» Excerpted text
Start

# My Fathers Day Gift!



## playfx (Mar 10, 2007)

Please welcome Logan Templeton to the world, He was born 5 lbs 14 oz at 11:39 am on 6/19/11, the best fathers day gift I could ever want!


----------



## trishaanne (Aug 20, 2005)

Congratulations. What a great gift! And what a cutie pie!


----------



## Evil Queen (Mar 8, 2008)

Congratulations! And welcome Logan!


----------



## IMU (Apr 8, 2009)

Congrats!


----------



## Hauntiholik (May 17, 2006)

Congrats play!


----------



## Death's Door (Mar 22, 2006)

Congrats on that sweet little bundle of joy. What a father's day gift it is!!!!!


----------



## RoxyBlue (Oct 6, 2008)

Congrats on the little one, playfx! Is this your first?


----------



## Spooky1 (Aug 25, 2008)

Congrats on the little haunter!


----------



## playfx (Mar 10, 2007)

Thanks everyone!!

End

» Given problem 1
In the Father's Day thread above, answer these, one a line, marked (a) to (c):
(a) How much did Logan weigh at birth?
(b) What does RoxyBlue ask playfx?
(c) What does Spooky1 call the baby?
» Given problem 2
Which usernames post in the Father's Day thread above? List each one once.
» Given problem 3
Can you carry the Father's Day thread above forward from its last post?

» Record extracts

Start

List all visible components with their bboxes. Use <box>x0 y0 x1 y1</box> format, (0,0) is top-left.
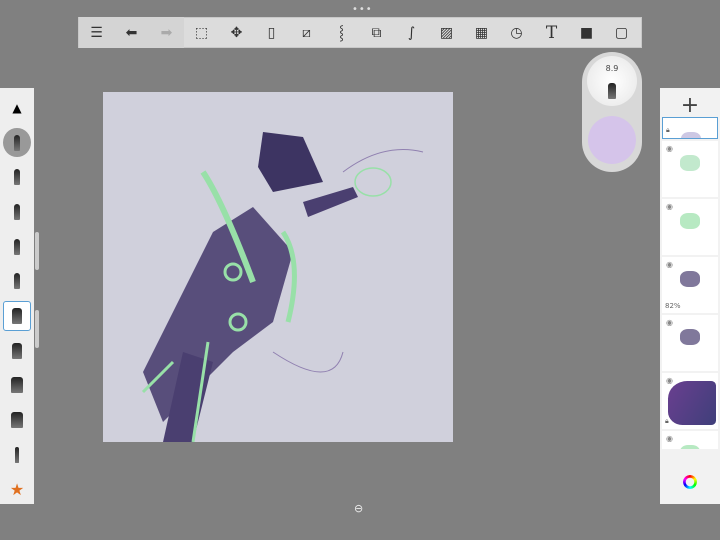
eye-icon[interactable]: ◉ <box>666 318 673 327</box>
layer-thumbnail[interactable]: ◉ <box>662 141 718 197</box>
layer-list-icon: ☰ <box>90 24 103 41</box>
toolbar-drag-handle[interactable]: ••• <box>352 4 373 15</box>
brush-puck[interactable]: 8.9 <box>582 52 642 172</box>
ruler-button[interactable]: ⧄ <box>289 17 324 48</box>
select-icon: ⬚ <box>194 24 209 41</box>
perspective-button[interactable]: ▦ <box>464 17 499 48</box>
brush-library-icon[interactable]: ▲ <box>3 93 31 123</box>
brush-fine[interactable] <box>3 440 31 470</box>
layer-content <box>681 132 701 138</box>
redo-icon: ➡ <box>160 24 173 41</box>
perspective-icon: ▦ <box>474 24 489 41</box>
drawing-canvas[interactable] <box>103 92 453 443</box>
brush-airbrush[interactable] <box>3 127 31 158</box>
eye-icon[interactable]: ◉ <box>666 202 673 211</box>
lock-icon[interactable]: 🔒︎ <box>665 417 669 426</box>
brush-selected[interactable] <box>3 301 31 331</box>
layer-thumbnail[interactable]: ◉ <box>662 315 718 371</box>
select-button[interactable]: ⬚ <box>184 17 219 48</box>
brush-pen[interactable] <box>3 266 31 296</box>
brush-wide[interactable] <box>3 370 31 400</box>
curve-button[interactable]: ∫ <box>394 17 429 48</box>
color-wheel-button[interactable] <box>660 460 720 504</box>
eye-icon[interactable]: ◉ <box>666 376 673 385</box>
text-icon: T <box>545 22 558 43</box>
artwork <box>141 132 424 443</box>
undo-button[interactable]: ⬅ <box>114 17 149 48</box>
fullscreen-button[interactable]: ▢ <box>604 17 639 48</box>
fill-button[interactable]: ▯ <box>254 17 289 48</box>
brush-size-control[interactable]: 8.9 <box>587 56 637 106</box>
record-icon: ■ <box>579 24 594 41</box>
brush-palette: ▲ ★ <box>0 88 34 504</box>
transform-icon: ✥ <box>230 24 243 41</box>
layer-thumbnail[interactable]: 🔒︎ <box>662 117 718 139</box>
fullscreen-icon: ▢ <box>614 24 629 41</box>
brush-size-value: 8.9 <box>605 64 619 73</box>
canvas-rotation-handle[interactable]: ⊖ <box>354 502 363 515</box>
layer-content <box>680 213 700 229</box>
layer-content <box>668 381 716 425</box>
layer-thumbnail[interactable]: ◉ <box>662 199 718 255</box>
main-toolbar: ☰ ⬅ ➡ ⬚ ✥ ▯ ⧄ ⸾ ⧉ ∫ ▨ ▦ ◷ T ■ ▢ <box>78 17 642 48</box>
eye-icon[interactable]: ◉ <box>666 260 673 269</box>
undo-icon: ⬅ <box>125 24 138 41</box>
brush-wide-2[interactable] <box>3 405 31 435</box>
record-button[interactable]: ■ <box>569 17 604 48</box>
eye-icon[interactable]: ◉ <box>666 434 673 443</box>
brush-smear[interactable] <box>3 336 31 366</box>
add-image-icon: ▨ <box>439 24 454 41</box>
lock-icon[interactable]: 🔒︎ <box>666 126 670 135</box>
transform-button[interactable]: ✥ <box>219 17 254 48</box>
fill-icon: ▯ <box>267 24 276 41</box>
symmetry-button[interactable]: ⸾ <box>324 17 359 48</box>
layer-content <box>680 271 700 287</box>
favorites-star-icon[interactable]: ★ <box>3 474 31 504</box>
layer-thumbnail[interactable]: ◉ 82% <box>662 257 718 313</box>
layer-content <box>680 329 700 345</box>
layer-thumbnail[interactable]: ◉ 🔒︎ <box>662 373 718 429</box>
color-wheel-icon <box>683 475 697 489</box>
brush-pencil[interactable] <box>3 162 31 192</box>
current-color-swatch[interactable] <box>588 116 636 164</box>
time-lapse-button[interactable]: ◷ <box>499 17 534 48</box>
ruler-icon: ⧄ <box>302 24 311 41</box>
layer-content <box>680 155 700 171</box>
palette-scrollbar[interactable] <box>35 232 39 270</box>
layer-panel: + 🔒︎ ◉ ◉ ◉ 82% ◉ ◉ 🔒︎ ◉ <box>660 88 720 504</box>
time-lapse-icon: ◷ <box>510 24 523 41</box>
eye-icon[interactable]: ◉ <box>666 144 673 153</box>
redo-button[interactable]: ➡ <box>149 17 184 48</box>
layer-list-button[interactable]: ☰ <box>79 17 114 48</box>
palette-scrollbar-2[interactable] <box>35 310 39 348</box>
layer-thumbnail[interactable]: ◉ <box>662 431 718 449</box>
brush-ink[interactable] <box>3 197 31 227</box>
curve-icon: ∫ <box>407 24 416 41</box>
shapes-icon: ⧉ <box>371 24 382 41</box>
text-button[interactable]: T <box>534 17 569 48</box>
shapes-button[interactable]: ⧉ <box>359 17 394 48</box>
brush-marker[interactable] <box>3 232 31 262</box>
layer-opacity: 82% <box>665 302 681 310</box>
add-image-button[interactable]: ▨ <box>429 17 464 48</box>
layer-content <box>680 445 700 449</box>
symmetry-icon: ⸾ <box>338 25 344 41</box>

End

» Written answer 1
(a) 5 lbs 14 oz
(b) Is this your first?
(c) The little haunter

» Written answer 2
playfx
trishaanne
Evil Queen
IMU
Hauntiholik
Death's Door
RoxyBlue
Spooky1

» Written answer 3
Roxy, I also have a 10yr old girl.


----------



## Wildcat (Nov 3, 2007)

Congrats playfx. He's adorable.


----------



## Dixie (Feb 18, 2009)

Oh congratulations Play, he is just gorgeous!!! Helluva Fathers Day, indeed!!!


----------



## PirateLady (Jul 23, 2010)

Congrats..what a way to spend a great Father's day!!!


----------



## playfx (Mar 10, 2007)

Thanks everyone!!


----------



## BioHazardCustoms (Aug 5, 2009)

Congrats!


----------



## Dark Angel 27 (Sep 11, 2008)

he's a cutie! happy father's day play fx!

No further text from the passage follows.